Task statement:
Without the pictures, write out all the lines below exactly as they appear.

━━━━━ Records to process

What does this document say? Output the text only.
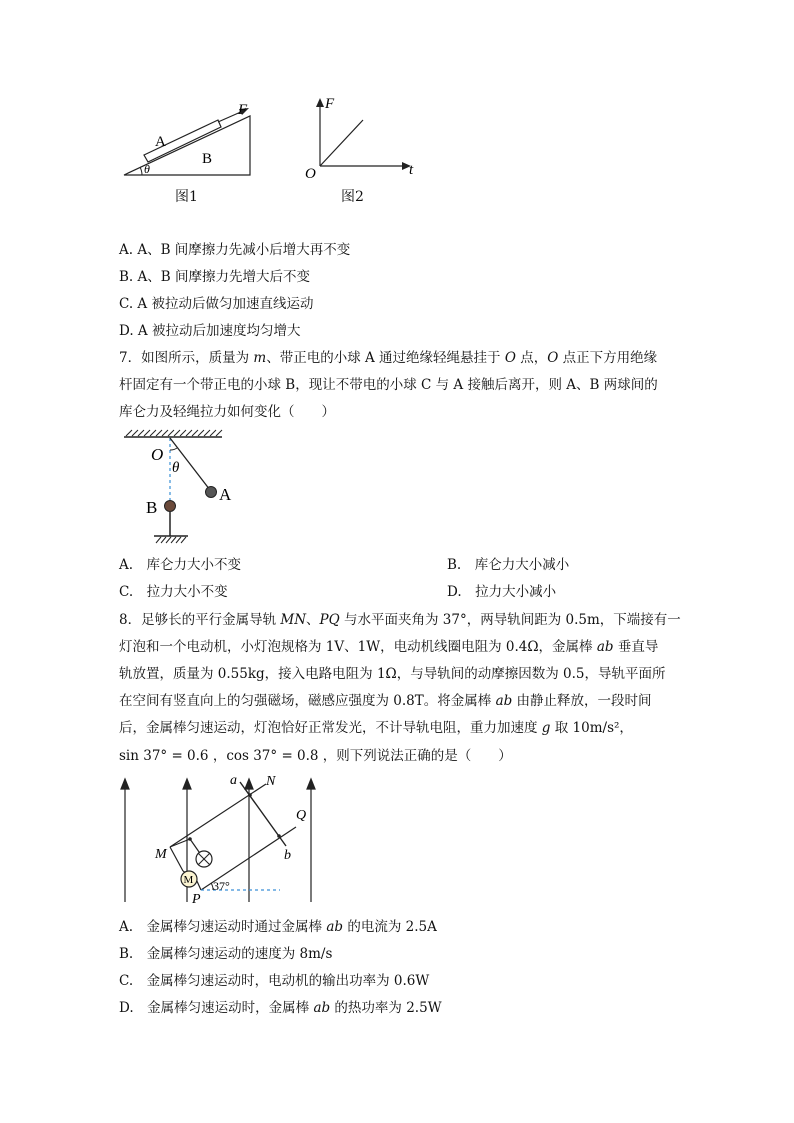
F
A
B
θ
图1
F
O	t
图2
A. A、B 间摩擦力先减小后增大再不变
B. A、B 间摩擦力先增大后不变
C. A 被拉动后做匀加速直线运动
D. A 被拉动后加速度均匀增大
7．如图所示，质量为 m、带正电的小球 A 通过绝缘轻绳悬挂于 O 点，O 点正下方用绝缘
杆固定有一个带正电的小球 B，现让不带电的小球 C 与 A 接触后离开，则 A、B 两球间的
库仑力及轻绳拉力如何变化（　　）
O
θ
A
B
A.　库仑力大小不变	B.　库仑力大小减小
C.　拉力大小不变	D.　拉力大小减小
8．足够长的平行金属导轨 MN、PQ 与水平面夹角为 37°，两导轨间距为 0.5m，下端接有一
灯泡和一个电动机，小灯泡规格为 1V、1W，电动机线圈电阻为 0.4Ω，金属棒 ab 垂直导
轨放置，质量为 0.55kg，接入电路电阻为 1Ω，与导轨间的动摩擦因数为 0.5，导轨平面所
在空间有竖直向上的匀强磁场，磁感应强度为 0.8T。将金属棒 ab 由静止释放，一段时间
后，金属棒匀速运动，灯泡恰好正常发光，不计导轨电阻，重力加速度 g 取 10m/s²，
sin 37° = 0.6 ，cos 37° = 0.8 ，则下列说法正确的是（　　）
M
a N
Q
b
M
P
37°
A.　金属棒匀速运动时通过金属棒 ab 的电流为 2.5A
B.　金属棒匀速运动的速度为 8m/s
C.　金属棒匀速运动时，电动机的输出功率为 0.6W
D.　金属棒匀速运动时，金属棒 ab 的热功率为 2.5W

━━━━━━━━━━

Output:
What does this document say? Output the text only.
F
A
B
θ
图1
F
O	t
图2
A. A、B 间摩擦力先减小后增大再不变
B. A、B 间摩擦力先增大后不变
C. A 被拉动后做匀加速直线运动
D. A 被拉动后加速度均匀增大
7．如图所示，质量为 m、带正电的小球 A 通过绝缘轻绳悬挂于 O 点，O 点正下方用绝缘
杆固定有一个带正电的小球 B，现让不带电的小球 C 与 A 接触后离开，则 A、B 两球间的
库仑力及轻绳拉力如何变化（　　）
O
θ
A
B
A.　库仑力大小不变	B.　库仑力大小减小
C.　拉力大小不变	D.　拉力大小减小
8．足够长的平行金属导轨 MN、PQ 与水平面夹角为 37°，两导轨间距为 0.5m，下端接有一
灯泡和一个电动机，小灯泡规格为 1V、1W，电动机线圈电阻为 0.4Ω，金属棒 ab 垂直导
轨放置，质量为 0.55kg，接入电路电阻为 1Ω，与导轨间的动摩擦因数为 0.5，导轨平面所
在空间有竖直向上的匀强磁场，磁感应强度为 0.8T。将金属棒 ab 由静止释放，一段时间
后，金属棒匀速运动，灯泡恰好正常发光，不计导轨电阻，重力加速度 g 取 10m/s²，
sin 37° = 0.6 ，cos 37° = 0.8 ，则下列说法正确的是（　　）
M
a N
Q
b
M
P
37°
A.　金属棒匀速运动时通过金属棒 ab 的电流为 2.5A
B.　金属棒匀速运动的速度为 8m/s
C.　金属棒匀速运动时，电动机的输出功率为 0.6W
D.　金属棒匀速运动时，金属棒 ab 的热功率为 2.5W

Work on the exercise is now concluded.